**GIVEN EXERCISE**
Send back the entries below exactly as they appear.
+---+
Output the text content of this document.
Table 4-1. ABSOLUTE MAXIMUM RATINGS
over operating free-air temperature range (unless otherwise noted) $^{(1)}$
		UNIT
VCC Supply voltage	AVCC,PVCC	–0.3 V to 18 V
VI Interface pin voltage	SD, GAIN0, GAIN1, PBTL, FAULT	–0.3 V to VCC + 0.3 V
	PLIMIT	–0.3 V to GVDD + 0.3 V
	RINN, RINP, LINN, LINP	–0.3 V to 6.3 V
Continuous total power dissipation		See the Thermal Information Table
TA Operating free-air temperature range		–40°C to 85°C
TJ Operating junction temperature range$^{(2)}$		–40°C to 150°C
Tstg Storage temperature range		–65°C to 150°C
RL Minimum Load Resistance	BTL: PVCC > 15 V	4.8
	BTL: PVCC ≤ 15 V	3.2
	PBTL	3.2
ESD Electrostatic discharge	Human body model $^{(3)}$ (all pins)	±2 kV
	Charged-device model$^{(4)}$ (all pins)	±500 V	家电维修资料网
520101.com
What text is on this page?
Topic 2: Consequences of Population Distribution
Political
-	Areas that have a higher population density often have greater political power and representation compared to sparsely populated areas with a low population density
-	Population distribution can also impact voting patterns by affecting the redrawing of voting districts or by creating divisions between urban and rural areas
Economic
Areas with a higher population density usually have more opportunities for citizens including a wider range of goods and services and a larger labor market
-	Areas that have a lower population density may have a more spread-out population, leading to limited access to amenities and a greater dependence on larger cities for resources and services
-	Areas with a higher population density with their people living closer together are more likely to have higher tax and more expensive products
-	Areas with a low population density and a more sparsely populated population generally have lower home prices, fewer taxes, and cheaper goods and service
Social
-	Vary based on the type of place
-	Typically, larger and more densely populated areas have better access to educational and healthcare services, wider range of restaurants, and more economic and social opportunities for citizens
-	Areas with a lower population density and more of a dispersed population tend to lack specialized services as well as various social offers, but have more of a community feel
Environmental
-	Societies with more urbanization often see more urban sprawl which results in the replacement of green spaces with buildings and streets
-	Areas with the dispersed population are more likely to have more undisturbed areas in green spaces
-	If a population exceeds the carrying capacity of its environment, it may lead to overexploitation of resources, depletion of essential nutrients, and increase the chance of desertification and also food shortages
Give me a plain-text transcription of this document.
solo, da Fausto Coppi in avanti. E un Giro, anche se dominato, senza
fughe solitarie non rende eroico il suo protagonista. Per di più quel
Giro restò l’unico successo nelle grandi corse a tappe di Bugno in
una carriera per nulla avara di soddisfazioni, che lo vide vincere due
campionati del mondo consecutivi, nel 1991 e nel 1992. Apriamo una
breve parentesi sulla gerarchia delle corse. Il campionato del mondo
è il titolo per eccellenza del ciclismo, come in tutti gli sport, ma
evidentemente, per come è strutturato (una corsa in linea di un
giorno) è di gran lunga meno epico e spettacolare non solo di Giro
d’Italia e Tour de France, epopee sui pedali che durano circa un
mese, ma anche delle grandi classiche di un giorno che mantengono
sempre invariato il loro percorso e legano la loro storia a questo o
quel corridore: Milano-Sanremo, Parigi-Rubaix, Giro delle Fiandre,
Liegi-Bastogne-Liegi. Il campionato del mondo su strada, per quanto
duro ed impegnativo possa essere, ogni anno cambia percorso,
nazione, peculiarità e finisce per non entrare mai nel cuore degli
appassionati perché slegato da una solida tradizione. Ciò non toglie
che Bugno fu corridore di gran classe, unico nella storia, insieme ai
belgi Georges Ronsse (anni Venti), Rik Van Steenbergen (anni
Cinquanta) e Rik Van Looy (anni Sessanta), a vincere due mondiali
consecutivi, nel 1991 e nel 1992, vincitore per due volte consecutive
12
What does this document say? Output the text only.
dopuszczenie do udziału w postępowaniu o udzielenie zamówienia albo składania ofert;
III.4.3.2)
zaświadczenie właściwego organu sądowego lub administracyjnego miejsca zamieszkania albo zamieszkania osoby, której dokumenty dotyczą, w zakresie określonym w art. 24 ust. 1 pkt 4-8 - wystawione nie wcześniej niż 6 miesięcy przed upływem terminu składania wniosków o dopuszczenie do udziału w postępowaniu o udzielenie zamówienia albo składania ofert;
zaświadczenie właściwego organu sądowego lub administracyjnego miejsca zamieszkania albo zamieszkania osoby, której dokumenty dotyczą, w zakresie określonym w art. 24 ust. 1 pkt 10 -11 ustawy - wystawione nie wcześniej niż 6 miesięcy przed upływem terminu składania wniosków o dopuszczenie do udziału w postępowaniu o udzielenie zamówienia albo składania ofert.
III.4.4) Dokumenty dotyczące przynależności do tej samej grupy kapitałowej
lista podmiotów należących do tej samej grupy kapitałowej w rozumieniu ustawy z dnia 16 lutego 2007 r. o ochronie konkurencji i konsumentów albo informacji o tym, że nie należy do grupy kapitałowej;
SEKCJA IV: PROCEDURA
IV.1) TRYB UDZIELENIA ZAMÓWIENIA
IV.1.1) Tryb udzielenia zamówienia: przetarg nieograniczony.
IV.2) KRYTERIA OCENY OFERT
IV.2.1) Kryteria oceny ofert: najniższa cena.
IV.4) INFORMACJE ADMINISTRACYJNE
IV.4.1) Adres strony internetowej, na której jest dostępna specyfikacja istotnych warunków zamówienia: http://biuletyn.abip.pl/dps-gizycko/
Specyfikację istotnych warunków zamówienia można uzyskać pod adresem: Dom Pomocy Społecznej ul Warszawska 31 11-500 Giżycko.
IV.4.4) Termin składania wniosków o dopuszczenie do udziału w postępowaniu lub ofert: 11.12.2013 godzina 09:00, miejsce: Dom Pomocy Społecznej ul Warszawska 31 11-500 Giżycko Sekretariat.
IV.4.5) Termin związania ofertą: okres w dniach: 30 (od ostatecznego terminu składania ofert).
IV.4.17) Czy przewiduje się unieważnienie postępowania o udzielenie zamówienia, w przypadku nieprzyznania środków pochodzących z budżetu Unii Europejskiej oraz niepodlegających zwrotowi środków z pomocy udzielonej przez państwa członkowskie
+---+
**WRITTEN ANSWER**
Output the text content of this document.
Table 4-1. ABSOLUTE MAXIMUM RATINGS
over operating free-air temperature range (unless otherwise noted) $^{(1)}$
		UNIT
VCC Supply voltage	AVCC,PVCC	–0.3 V to 18 V
VI Interface pin voltage	SD, GAIN0, GAIN1, PBTL, FAULT	–0.3 V to VCC + 0.3 V
	PLIMIT	–0.3 V to GVDD + 0.3 V
	RINN, RINP, LINN, LINP	–0.3 V to 6.3 V
Continuous total power dissipation		See the Thermal Information Table
TA Operating free-air temperature range		–40°C to 85°C
TJ Operating junction temperature range$^{(2)}$		–40°C to 150°C
Tstg Storage temperature range		–65°C to 150°C
RL Minimum Load Resistance	BTL: PVCC > 15 V	4.8
	BTL: PVCC ≤ 15 V	3.2
	PBTL	3.2
ESD Electrostatic discharge	Human body model $^{(3)}$ (all pins)	±2 kV
	Charged-device model$^{(4)}$ (all pins)	±500 V	家电维修资料网
520101.com
What text is on this page?
Topic 2: Consequences of Population Distribution
Political
-	Areas that have a higher population density often have greater political power and representation compared to sparsely populated areas with a low population density
-	Population distribution can also impact voting patterns by affecting the redrawing of voting districts or by creating divisions between urban and rural areas
Economic
Areas with a higher population density usually have more opportunities for citizens including a wider range of goods and services and a larger labor market
-	Areas that have a lower population density may have a more spread-out population, leading to limited access to amenities and a greater dependence on larger cities for resources and services
-	Areas with a higher population density with their people living closer together are more likely to have higher tax and more expensive products
-	Areas with a low population density and a more sparsely populated population generally have lower home prices, fewer taxes, and cheaper goods and service
Social
-	Vary based on the type of place
-	Typically, larger and more densely populated areas have better access to educational and healthcare services, wider range of restaurants, and more economic and social opportunities for citizens
-	Areas with a lower population density and more of a dispersed population tend to lack specialized services as well as various social offers, but have more of a community feel
Environmental
-	Societies with more urbanization often see more urban sprawl which results in the replacement of green spaces with buildings and streets
-	Areas with the dispersed population are more likely to have more undisturbed areas in green spaces
-	If a population exceeds the carrying capacity of its environment, it may lead to overexploitation of resources, depletion of essential nutrients, and increase the chance of desertification and also food shortages
Give me a plain-text transcription of this document.
solo, da Fausto Coppi in avanti. E un Giro, anche se dominato, senza
fughe solitarie non rende eroico il suo protagonista. Per di più quel
Giro restò l’unico successo nelle grandi corse a tappe di Bugno in
una carriera per nulla avara di soddisfazioni, che lo vide vincere due
campionati del mondo consecutivi, nel 1991 e nel 1992. Apriamo una
breve parentesi sulla gerarchia delle corse. Il campionato del mondo
è il titolo per eccellenza del ciclismo, come in tutti gli sport, ma
evidentemente, per come è strutturato (una corsa in linea di un
giorno) è di gran lunga meno epico e spettacolare non solo di Giro
d’Italia e Tour de France, epopee sui pedali che durano circa un
mese, ma anche delle grandi classiche di un giorno che mantengono
sempre invariato il loro percorso e legano la loro storia a questo o
quel corridore: Milano-Sanremo, Parigi-Rubaix, Giro delle Fiandre,
Liegi-Bastogne-Liegi. Il campionato del mondo su strada, per quanto
duro ed impegnativo possa essere, ogni anno cambia percorso,
nazione, peculiarità e finisce per non entrare mai nel cuore degli
appassionati perché slegato da una solida tradizione. Ciò non toglie
che Bugno fu corridore di gran classe, unico nella storia, insieme ai
belgi Georges Ronsse (anni Venti), Rik Van Steenbergen (anni
Cinquanta) e Rik Van Looy (anni Sessanta), a vincere due mondiali
consecutivi, nel 1991 e nel 1992, vincitore per due volte consecutive
12
What does this document say? Output the text only.
dopuszczenie do udziału w postępowaniu o udzielenie zamówienia albo składania ofert;
III.4.3.2)
zaświadczenie właściwego organu sądowego lub administracyjnego miejsca zamieszkania albo zamieszkania osoby, której dokumenty dotyczą, w zakresie określonym w art. 24 ust. 1 pkt 4-8 - wystawione nie wcześniej niż 6 miesięcy przed upływem terminu składania wniosków o dopuszczenie do udziału w postępowaniu o udzielenie zamówienia albo składania ofert;
zaświadczenie właściwego organu sądowego lub administracyjnego miejsca zamieszkania albo zamieszkania osoby, której dokumenty dotyczą, w zakresie określonym w art. 24 ust. 1 pkt 10 -11 ustawy - wystawione nie wcześniej niż 6 miesięcy przed upływem terminu składania wniosków o dopuszczenie do udziału w postępowaniu o udzielenie zamówienia albo składania ofert.
III.4.4) Dokumenty dotyczące przynależności do tej samej grupy kapitałowej
lista podmiotów należących do tej samej grupy kapitałowej w rozumieniu ustawy z dnia 16 lutego 2007 r. o ochronie konkurencji i konsumentów albo informacji o tym, że nie należy do grupy kapitałowej;
SEKCJA IV: PROCEDURA
IV.1) TRYB UDZIELENIA ZAMÓWIENIA
IV.1.1) Tryb udzielenia zamówienia: przetarg nieograniczony.
IV.2) KRYTERIA OCENY OFERT
IV.2.1) Kryteria oceny ofert: najniższa cena.
IV.4) INFORMACJE ADMINISTRACYJNE
IV.4.1) Adres strony internetowej, na której jest dostępna specyfikacja istotnych warunków zamówienia: http://biuletyn.abip.pl/dps-gizycko/
Specyfikację istotnych warunków zamówienia można uzyskać pod adresem: Dom Pomocy Społecznej ul Warszawska 31 11-500 Giżycko.
IV.4.4) Termin składania wniosków o dopuszczenie do udziału w postępowaniu lub ofert: 11.12.2013 godzina 09:00, miejsce: Dom Pomocy Społecznej ul Warszawska 31 11-500 Giżycko Sekretariat.
IV.4.5) Termin związania ofertą: okres w dniach: 30 (od ostatecznego terminu składania ofert).
IV.4.17) Czy przewiduje się unieważnienie postępowania o udzielenie zamówienia, w przypadku nieprzyznania środków pochodzących z budżetu Unii Europejskiej oraz niepodlegających zwrotowi środków z pomocy udzielonej przez państwa członkowskie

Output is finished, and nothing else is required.